» OBJECTIVE:
Each line of the material below should be reproduced exactly.
------------
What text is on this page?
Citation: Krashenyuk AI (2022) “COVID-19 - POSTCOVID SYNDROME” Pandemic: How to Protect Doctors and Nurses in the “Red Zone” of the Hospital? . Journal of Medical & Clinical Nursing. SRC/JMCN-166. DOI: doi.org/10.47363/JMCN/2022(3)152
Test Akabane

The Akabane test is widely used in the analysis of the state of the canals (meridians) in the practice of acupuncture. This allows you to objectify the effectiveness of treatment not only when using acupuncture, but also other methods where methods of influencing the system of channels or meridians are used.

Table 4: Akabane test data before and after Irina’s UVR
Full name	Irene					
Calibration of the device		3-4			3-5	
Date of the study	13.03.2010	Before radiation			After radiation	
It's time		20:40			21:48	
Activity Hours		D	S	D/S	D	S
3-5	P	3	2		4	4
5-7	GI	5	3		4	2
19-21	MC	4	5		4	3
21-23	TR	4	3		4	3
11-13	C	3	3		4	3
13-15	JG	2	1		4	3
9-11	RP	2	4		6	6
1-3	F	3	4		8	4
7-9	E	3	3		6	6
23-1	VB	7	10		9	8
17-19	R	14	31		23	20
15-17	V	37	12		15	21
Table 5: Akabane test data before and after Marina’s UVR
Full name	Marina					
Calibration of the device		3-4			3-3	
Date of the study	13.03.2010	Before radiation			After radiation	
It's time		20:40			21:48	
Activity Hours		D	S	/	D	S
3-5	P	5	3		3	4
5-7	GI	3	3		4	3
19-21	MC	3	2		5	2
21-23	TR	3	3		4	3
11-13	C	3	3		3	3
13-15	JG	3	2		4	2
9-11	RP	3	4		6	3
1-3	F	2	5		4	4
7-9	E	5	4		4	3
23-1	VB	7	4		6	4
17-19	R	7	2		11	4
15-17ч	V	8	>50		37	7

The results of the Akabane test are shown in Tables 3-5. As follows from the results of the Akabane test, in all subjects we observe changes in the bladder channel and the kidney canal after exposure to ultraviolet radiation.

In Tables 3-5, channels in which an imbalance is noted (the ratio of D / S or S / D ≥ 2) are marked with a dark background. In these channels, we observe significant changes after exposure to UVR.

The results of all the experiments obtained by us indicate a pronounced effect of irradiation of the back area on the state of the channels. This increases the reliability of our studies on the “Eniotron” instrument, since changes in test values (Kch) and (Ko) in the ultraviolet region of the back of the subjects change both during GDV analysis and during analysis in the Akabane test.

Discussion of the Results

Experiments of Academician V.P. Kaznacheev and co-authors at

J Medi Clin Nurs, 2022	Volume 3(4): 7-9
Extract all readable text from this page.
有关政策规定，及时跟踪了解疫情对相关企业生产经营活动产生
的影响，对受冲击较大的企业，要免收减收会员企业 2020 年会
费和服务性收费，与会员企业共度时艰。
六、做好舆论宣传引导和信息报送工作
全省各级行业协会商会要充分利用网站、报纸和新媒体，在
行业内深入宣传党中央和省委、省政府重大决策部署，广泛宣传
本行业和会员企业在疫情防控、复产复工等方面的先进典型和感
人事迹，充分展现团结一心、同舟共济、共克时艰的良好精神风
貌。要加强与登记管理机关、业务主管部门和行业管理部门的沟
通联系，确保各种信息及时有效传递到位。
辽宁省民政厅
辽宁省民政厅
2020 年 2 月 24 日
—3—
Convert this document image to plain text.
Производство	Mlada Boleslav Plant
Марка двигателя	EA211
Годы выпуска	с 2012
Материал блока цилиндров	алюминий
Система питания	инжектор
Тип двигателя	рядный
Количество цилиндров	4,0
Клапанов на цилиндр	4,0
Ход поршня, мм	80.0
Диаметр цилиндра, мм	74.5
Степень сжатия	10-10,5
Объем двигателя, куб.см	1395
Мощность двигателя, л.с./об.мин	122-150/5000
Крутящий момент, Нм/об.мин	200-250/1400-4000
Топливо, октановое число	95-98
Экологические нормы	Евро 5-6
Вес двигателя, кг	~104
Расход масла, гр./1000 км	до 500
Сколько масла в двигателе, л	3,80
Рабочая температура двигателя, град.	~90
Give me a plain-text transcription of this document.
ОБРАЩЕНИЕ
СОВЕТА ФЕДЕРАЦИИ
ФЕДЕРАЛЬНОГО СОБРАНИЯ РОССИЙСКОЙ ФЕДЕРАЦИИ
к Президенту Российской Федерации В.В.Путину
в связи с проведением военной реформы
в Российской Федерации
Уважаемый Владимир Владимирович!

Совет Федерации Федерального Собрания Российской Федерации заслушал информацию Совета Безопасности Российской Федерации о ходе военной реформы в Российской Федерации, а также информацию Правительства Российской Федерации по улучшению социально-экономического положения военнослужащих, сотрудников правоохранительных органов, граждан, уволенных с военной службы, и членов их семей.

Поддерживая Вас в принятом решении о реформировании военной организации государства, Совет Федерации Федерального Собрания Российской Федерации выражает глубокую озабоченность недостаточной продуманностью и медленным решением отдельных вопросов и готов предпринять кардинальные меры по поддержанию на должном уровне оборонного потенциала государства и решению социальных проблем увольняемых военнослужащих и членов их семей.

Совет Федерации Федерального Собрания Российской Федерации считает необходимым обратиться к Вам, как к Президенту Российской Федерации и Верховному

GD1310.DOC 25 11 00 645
------------
» OUTPUT OF THE TASK:
What text is on this page?
Citation: Krashenyuk AI (2022) “COVID-19 - POSTCOVID SYNDROME” Pandemic: How to Protect Doctors and Nurses in the “Red Zone” of the Hospital? . Journal of Medical & Clinical Nursing. SRC/JMCN-166. DOI: doi.org/10.47363/JMCN/2022(3)152
Test Akabane

The Akabane test is widely used in the analysis of the state of the canals (meridians) in the practice of acupuncture. This allows you to objectify the effectiveness of treatment not only when using acupuncture, but also other methods where methods of influencing the system of channels or meridians are used.

Table 4: Akabane test data before and after Irina’s UVR
Full name	Irene					
Calibration of the device		3-4			3-5	
Date of the study	13.03.2010	Before radiation			After radiation	
It's time		20:40			21:48	
Activity Hours		D	S	D/S	D	S
3-5	P	3	2		4	4
5-7	GI	5	3		4	2
19-21	MC	4	5		4	3
21-23	TR	4	3		4	3
11-13	C	3	3		4	3
13-15	JG	2	1		4	3
9-11	RP	2	4		6	6
1-3	F	3	4		8	4
7-9	E	3	3		6	6
23-1	VB	7	10		9	8
17-19	R	14	31		23	20
15-17	V	37	12		15	21
Table 5: Akabane test data before and after Marina’s UVR
Full name	Marina					
Calibration of the device		3-4			3-3	
Date of the study	13.03.2010	Before radiation			After radiation	
It's time		20:40			21:48	
Activity Hours		D	S	/	D	S
3-5	P	5	3		3	4
5-7	GI	3	3		4	3
19-21	MC	3	2		5	2
21-23	TR	3	3		4	3
11-13	C	3	3		3	3
13-15	JG	3	2		4	2
9-11	RP	3	4		6	3
1-3	F	2	5		4	4
7-9	E	5	4		4	3
23-1	VB	7	4		6	4
17-19	R	7	2		11	4
15-17ч	V	8	>50		37	7

The results of the Akabane test are shown in Tables 3-5. As follows from the results of the Akabane test, in all subjects we observe changes in the bladder channel and the kidney canal after exposure to ultraviolet radiation.

In Tables 3-5, channels in which an imbalance is noted (the ratio of D / S or S / D ≥ 2) are marked with a dark background. In these channels, we observe significant changes after exposure to UVR.

The results of all the experiments obtained by us indicate a pronounced effect of irradiation of the back area on the state of the channels. This increases the reliability of our studies on the “Eniotron” instrument, since changes in test values (Kch) and (Ko) in the ultraviolet region of the back of the subjects change both during GDV analysis and during analysis in the Akabane test.

Discussion of the Results

Experiments of Academician V.P. Kaznacheev and co-authors at

J Medi Clin Nurs, 2022	Volume 3(4): 7-9
Extract all readable text from this page.
有关政策规定，及时跟踪了解疫情对相关企业生产经营活动产生
的影响，对受冲击较大的企业，要免收减收会员企业 2020 年会
费和服务性收费，与会员企业共度时艰。
六、做好舆论宣传引导和信息报送工作
全省各级行业协会商会要充分利用网站、报纸和新媒体，在
行业内深入宣传党中央和省委、省政府重大决策部署，广泛宣传
本行业和会员企业在疫情防控、复产复工等方面的先进典型和感
人事迹，充分展现团结一心、同舟共济、共克时艰的良好精神风
貌。要加强与登记管理机关、业务主管部门和行业管理部门的沟
通联系，确保各种信息及时有效传递到位。
辽宁省民政厅
辽宁省民政厅
2020 年 2 月 24 日
—3—
Convert this document image to plain text.
Производство	Mlada Boleslav Plant
Марка двигателя	EA211
Годы выпуска	с 2012
Материал блока цилиндров	алюминий
Система питания	инжектор
Тип двигателя	рядный
Количество цилиндров	4,0
Клапанов на цилиндр	4,0
Ход поршня, мм	80.0
Диаметр цилиндра, мм	74.5
Степень сжатия	10-10,5
Объем двигателя, куб.см	1395
Мощность двигателя, л.с./об.мин	122-150/5000
Крутящий момент, Нм/об.мин	200-250/1400-4000
Топливо, октановое число	95-98
Экологические нормы	Евро 5-6
Вес двигателя, кг	~104
Расход масла, гр./1000 км	до 500
Сколько масла в двигателе, л	3,80
Рабочая температура двигателя, град.	~90
Give me a plain-text transcription of this document.
ОБРАЩЕНИЕ
СОВЕТА ФЕДЕРАЦИИ
ФЕДЕРАЛЬНОГО СОБРАНИЯ РОССИЙСКОЙ ФЕДЕРАЦИИ
к Президенту Российской Федерации В.В.Путину
в связи с проведением военной реформы
в Российской Федерации
Уважаемый Владимир Владимирович!

Совет Федерации Федерального Собрания Российской Федерации заслушал информацию Совета Безопасности Российской Федерации о ходе военной реформы в Российской Федерации, а также информацию Правительства Российской Федерации по улучшению социально-экономического положения военнослужащих, сотрудников правоохранительных органов, граждан, уволенных с военной службы, и членов их семей.

Поддерживая Вас в принятом решении о реформировании военной организации государства, Совет Федерации Федерального Собрания Российской Федерации выражает глубокую озабоченность недостаточной продуманностью и медленным решением отдельных вопросов и готов предпринять кардинальные меры по поддержанию на должном уровне оборонного потенциала государства и решению социальных проблем увольняемых военнослужащих и членов их семей.

Совет Федерации Федерального Собрания Российской Федерации считает необходимым обратиться к Вам, как к Президенту Российской Федерации и Верховному

GD1310.DOC 25 11 00 645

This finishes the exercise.